--- start Raw data ---

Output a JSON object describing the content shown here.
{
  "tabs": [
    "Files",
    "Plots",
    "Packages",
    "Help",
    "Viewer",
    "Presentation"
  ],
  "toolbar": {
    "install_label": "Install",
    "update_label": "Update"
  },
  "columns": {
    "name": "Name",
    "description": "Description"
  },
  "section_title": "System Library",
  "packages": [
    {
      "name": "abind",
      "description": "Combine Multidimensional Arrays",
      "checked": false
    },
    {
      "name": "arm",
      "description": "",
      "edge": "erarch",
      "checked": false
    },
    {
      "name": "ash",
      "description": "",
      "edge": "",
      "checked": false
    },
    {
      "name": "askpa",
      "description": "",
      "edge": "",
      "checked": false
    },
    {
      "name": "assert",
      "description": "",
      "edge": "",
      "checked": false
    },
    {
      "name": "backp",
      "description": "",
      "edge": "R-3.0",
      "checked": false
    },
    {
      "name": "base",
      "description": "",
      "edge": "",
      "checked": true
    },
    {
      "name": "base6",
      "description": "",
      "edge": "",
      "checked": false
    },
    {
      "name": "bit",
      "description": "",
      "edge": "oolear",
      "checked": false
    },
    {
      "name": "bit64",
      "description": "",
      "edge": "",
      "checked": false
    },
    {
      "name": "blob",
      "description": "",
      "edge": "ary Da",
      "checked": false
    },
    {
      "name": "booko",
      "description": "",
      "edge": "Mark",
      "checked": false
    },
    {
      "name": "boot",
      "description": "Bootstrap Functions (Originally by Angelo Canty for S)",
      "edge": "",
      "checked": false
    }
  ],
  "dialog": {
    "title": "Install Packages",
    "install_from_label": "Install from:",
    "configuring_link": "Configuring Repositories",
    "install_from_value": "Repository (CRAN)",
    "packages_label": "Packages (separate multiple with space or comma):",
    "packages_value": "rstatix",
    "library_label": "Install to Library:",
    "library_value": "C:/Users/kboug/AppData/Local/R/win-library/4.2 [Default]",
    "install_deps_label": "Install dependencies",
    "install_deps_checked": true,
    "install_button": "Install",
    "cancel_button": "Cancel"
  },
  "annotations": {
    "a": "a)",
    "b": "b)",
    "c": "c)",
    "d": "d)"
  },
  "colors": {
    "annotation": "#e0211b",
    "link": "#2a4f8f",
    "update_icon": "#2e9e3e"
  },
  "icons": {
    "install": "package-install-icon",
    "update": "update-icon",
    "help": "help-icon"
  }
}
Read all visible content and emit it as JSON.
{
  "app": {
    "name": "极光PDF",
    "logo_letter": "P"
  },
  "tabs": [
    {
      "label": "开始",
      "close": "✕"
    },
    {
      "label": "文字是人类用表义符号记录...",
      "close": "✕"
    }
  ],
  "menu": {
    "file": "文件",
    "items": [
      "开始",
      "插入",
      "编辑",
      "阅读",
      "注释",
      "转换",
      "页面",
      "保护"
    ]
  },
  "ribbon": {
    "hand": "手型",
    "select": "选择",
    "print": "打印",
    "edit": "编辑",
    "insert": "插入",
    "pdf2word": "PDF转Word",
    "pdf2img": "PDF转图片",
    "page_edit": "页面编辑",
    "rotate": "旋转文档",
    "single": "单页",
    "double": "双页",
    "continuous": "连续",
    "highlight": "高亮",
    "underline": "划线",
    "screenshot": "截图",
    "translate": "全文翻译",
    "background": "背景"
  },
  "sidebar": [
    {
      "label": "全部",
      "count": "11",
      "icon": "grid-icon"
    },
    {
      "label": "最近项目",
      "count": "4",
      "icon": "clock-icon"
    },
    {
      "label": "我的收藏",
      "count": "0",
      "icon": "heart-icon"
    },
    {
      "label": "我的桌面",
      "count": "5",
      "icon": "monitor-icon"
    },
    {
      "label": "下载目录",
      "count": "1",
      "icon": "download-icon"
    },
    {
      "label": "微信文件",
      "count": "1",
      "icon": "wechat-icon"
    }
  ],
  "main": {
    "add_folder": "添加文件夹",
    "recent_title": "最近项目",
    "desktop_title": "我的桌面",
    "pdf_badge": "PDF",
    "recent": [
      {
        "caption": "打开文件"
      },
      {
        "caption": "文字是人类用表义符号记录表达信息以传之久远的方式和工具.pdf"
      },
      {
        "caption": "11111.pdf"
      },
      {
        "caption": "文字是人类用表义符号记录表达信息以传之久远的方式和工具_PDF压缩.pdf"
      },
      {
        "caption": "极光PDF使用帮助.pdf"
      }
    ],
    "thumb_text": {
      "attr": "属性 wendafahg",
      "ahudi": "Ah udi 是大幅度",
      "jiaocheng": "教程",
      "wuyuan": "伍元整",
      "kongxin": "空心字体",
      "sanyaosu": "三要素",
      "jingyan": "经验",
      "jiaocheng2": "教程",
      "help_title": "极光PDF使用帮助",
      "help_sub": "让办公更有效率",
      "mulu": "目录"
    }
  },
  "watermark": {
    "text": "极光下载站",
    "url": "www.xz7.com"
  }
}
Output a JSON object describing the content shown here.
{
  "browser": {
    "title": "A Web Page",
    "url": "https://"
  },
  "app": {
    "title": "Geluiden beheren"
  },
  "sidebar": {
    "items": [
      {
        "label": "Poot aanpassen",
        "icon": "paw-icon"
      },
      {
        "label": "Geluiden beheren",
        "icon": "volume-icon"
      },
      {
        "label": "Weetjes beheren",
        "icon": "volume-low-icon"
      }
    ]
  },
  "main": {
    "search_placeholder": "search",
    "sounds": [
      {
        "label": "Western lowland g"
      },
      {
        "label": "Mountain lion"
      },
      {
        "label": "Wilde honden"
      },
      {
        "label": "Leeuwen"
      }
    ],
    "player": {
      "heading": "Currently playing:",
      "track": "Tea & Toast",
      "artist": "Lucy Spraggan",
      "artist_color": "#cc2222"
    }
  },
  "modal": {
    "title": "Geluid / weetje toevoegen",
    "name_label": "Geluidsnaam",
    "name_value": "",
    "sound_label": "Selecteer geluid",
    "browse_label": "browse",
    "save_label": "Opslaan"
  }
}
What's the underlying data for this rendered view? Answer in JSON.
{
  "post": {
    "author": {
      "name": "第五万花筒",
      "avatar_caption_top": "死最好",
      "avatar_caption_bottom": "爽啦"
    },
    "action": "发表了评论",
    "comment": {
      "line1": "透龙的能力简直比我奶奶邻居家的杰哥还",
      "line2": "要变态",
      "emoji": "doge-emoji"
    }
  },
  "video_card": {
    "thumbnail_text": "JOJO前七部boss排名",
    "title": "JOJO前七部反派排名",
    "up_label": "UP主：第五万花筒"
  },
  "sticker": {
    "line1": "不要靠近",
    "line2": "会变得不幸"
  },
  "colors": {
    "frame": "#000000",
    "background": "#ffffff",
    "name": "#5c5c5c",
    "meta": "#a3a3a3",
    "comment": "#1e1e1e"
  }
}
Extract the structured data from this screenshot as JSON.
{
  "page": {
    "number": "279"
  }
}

--- end Raw data ---

Short task: Write out the entries above word for word.

Answer for the task:
Output a JSON object describing the content shown here.
{
  "tabs": [
    "Files",
    "Plots",
    "Packages",
    "Help",
    "Viewer",
    "Presentation"
  ],
  "toolbar": {
    "install_label": "Install",
    "update_label": "Update"
  },
  "columns": {
    "name": "Name",
    "description": "Description"
  },
  "section_title": "System Library",
  "packages": [
    {
      "name": "abind",
      "description": "Combine Multidimensional Arrays",
      "checked": false
    },
    {
      "name": "arm",
      "description": "",
      "edge": "erarch",
      "checked": false
    },
    {
      "name": "ash",
      "description": "",
      "edge": "",
      "checked": false
    },
    {
      "name": "askpa",
      "description": "",
      "edge": "",
      "checked": false
    },
    {
      "name": "assert",
      "description": "",
      "edge": "",
      "checked": false
    },
    {
      "name": "backp",
      "description": "",
      "edge": "R-3.0",
      "checked": false
    },
    {
      "name": "base",
      "description": "",
      "edge": "",
      "checked": true
    },
    {
      "name": "base6",
      "description": "",
      "edge": "",
      "checked": false
    },
    {
      "name": "bit",
      "description": "",
      "edge": "oolear",
      "checked": false
    },
    {
      "name": "bit64",
      "description": "",
      "edge": "",
      "checked": false
    },
    {
      "name": "blob",
      "description": "",
      "edge": "ary Da",
      "checked": false
    },
    {
      "name": "booko",
      "description": "",
      "edge": "Mark",
      "checked": false
    },
    {
      "name": "boot",
      "description": "Bootstrap Functions (Originally by Angelo Canty for S)",
      "edge": "",
      "checked": false
    }
  ],
  "dialog": {
    "title": "Install Packages",
    "install_from_label": "Install from:",
    "configuring_link": "Configuring Repositories",
    "install_from_value": "Repository (CRAN)",
    "packages_label": "Packages (separate multiple with space or comma):",
    "packages_value": "rstatix",
    "library_label": "Install to Library:",
    "library_value": "C:/Users/kboug/AppData/Local/R/win-library/4.2 [Default]",
    "install_deps_label": "Install dependencies",
    "install_deps_checked": true,
    "install_button": "Install",
    "cancel_button": "Cancel"
  },
  "annotations": {
    "a": "a)",
    "b": "b)",
    "c": "c)",
    "d": "d)"
  },
  "colors": {
    "annotation": "#e0211b",
    "link": "#2a4f8f",
    "update_icon": "#2e9e3e"
  },
  "icons": {
    "install": "package-install-icon",
    "update": "update-icon",
    "help": "help-icon"
  }
}
Read all visible content and emit it as JSON.
{
  "app": {
    "name": "极光PDF",
    "logo_letter": "P"
  },
  "tabs": [
    {
      "label": "开始",
      "close": "✕"
    },
    {
      "label": "文字是人类用表义符号记录...",
      "close": "✕"
    }
  ],
  "menu": {
    "file": "文件",
    "items": [
      "开始",
      "插入",
      "编辑",
      "阅读",
      "注释",
      "转换",
      "页面",
      "保护"
    ]
  },
  "ribbon": {
    "hand": "手型",
    "select": "选择",
    "print": "打印",
    "edit": "编辑",
    "insert": "插入",
    "pdf2word": "PDF转Word",
    "pdf2img": "PDF转图片",
    "page_edit": "页面编辑",
    "rotate": "旋转文档",
    "single": "单页",
    "double": "双页",
    "continuous": "连续",
    "highlight": "高亮",
    "underline": "划线",
    "screenshot": "截图",
    "translate": "全文翻译",
    "background": "背景"
  },
  "sidebar": [
    {
      "label": "全部",
      "count": "11",
      "icon": "grid-icon"
    },
    {
      "label": "最近项目",
      "count": "4",
      "icon": "clock-icon"
    },
    {
      "label": "我的收藏",
      "count": "0",
      "icon": "heart-icon"
    },
    {
      "label": "我的桌面",
      "count": "5",
      "icon": "monitor-icon"
    },
    {
      "label": "下载目录",
      "count": "1",
      "icon": "download-icon"
    },
    {
      "label": "微信文件",
      "count": "1",
      "icon": "wechat-icon"
    }
  ],
  "main": {
    "add_folder": "添加文件夹",
    "recent_title": "最近项目",
    "desktop_title": "我的桌面",
    "pdf_badge": "PDF",
    "recent": [
      {
        "caption": "打开文件"
      },
      {
        "caption": "文字是人类用表义符号记录表达信息以传之久远的方式和工具.pdf"
      },
      {
        "caption": "11111.pdf"
      },
      {
        "caption": "文字是人类用表义符号记录表达信息以传之久远的方式和工具_PDF压缩.pdf"
      },
      {
        "caption": "极光PDF使用帮助.pdf"
      }
    ],
    "thumb_text": {
      "attr": "属性 wendafahg",
      "ahudi": "Ah udi 是大幅度",
      "jiaocheng": "教程",
      "wuyuan": "伍元整",
      "kongxin": "空心字体",
      "sanyaosu": "三要素",
      "jingyan": "经验",
      "jiaocheng2": "教程",
      "help_title": "极光PDF使用帮助",
      "help_sub": "让办公更有效率",
      "mulu": "目录"
    }
  },
  "watermark": {
    "text": "极光下载站",
    "url": "www.xz7.com"
  }
}
Output a JSON object describing the content shown here.
{
  "browser": {
    "title": "A Web Page",
    "url": "https://"
  },
  "app": {
    "title": "Geluiden beheren"
  },
  "sidebar": {
    "items": [
      {
        "label": "Poot aanpassen",
        "icon": "paw-icon"
      },
      {
        "label": "Geluiden beheren",
        "icon": "volume-icon"
      },
      {
        "label": "Weetjes beheren",
        "icon": "volume-low-icon"
      }
    ]
  },
  "main": {
    "search_placeholder": "search",
    "sounds": [
      {
        "label": "Western lowland g"
      },
      {
        "label": "Mountain lion"
      },
      {
        "label": "Wilde honden"
      },
      {
        "label": "Leeuwen"
      }
    ],
    "player": {
      "heading": "Currently playing:",
      "track": "Tea & Toast",
      "artist": "Lucy Spraggan",
      "artist_color": "#cc2222"
    }
  },
  "modal": {
    "title": "Geluid / weetje toevoegen",
    "name_label": "Geluidsnaam",
    "name_value": "",
    "sound_label": "Selecteer geluid",
    "browse_label": "browse",
    "save_label": "Opslaan"
  }
}
What's the underlying data for this rendered view? Answer in JSON.
{
  "post": {
    "author": {
      "name": "第五万花筒",
      "avatar_caption_top": "死最好",
      "avatar_caption_bottom": "爽啦"
    },
    "action": "发表了评论",
    "comment": {
      "line1": "透龙的能力简直比我奶奶邻居家的杰哥还",
      "line2": "要变态",
      "emoji": "doge-emoji"
    }
  },
  "video_card": {
    "thumbnail_text": "JOJO前七部boss排名",
    "title": "JOJO前七部反派排名",
    "up_label": "UP主：第五万花筒"
  },
  "sticker": {
    "line1": "不要靠近",
    "line2": "会变得不幸"
  },
  "colors": {
    "frame": "#000000",
    "background": "#ffffff",
    "name": "#5c5c5c",
    "meta": "#a3a3a3",
    "comment": "#1e1e1e"
  }
}
Extract the structured data from this screenshot as JSON.
{
  "page": {
    "number": "279"
  }
}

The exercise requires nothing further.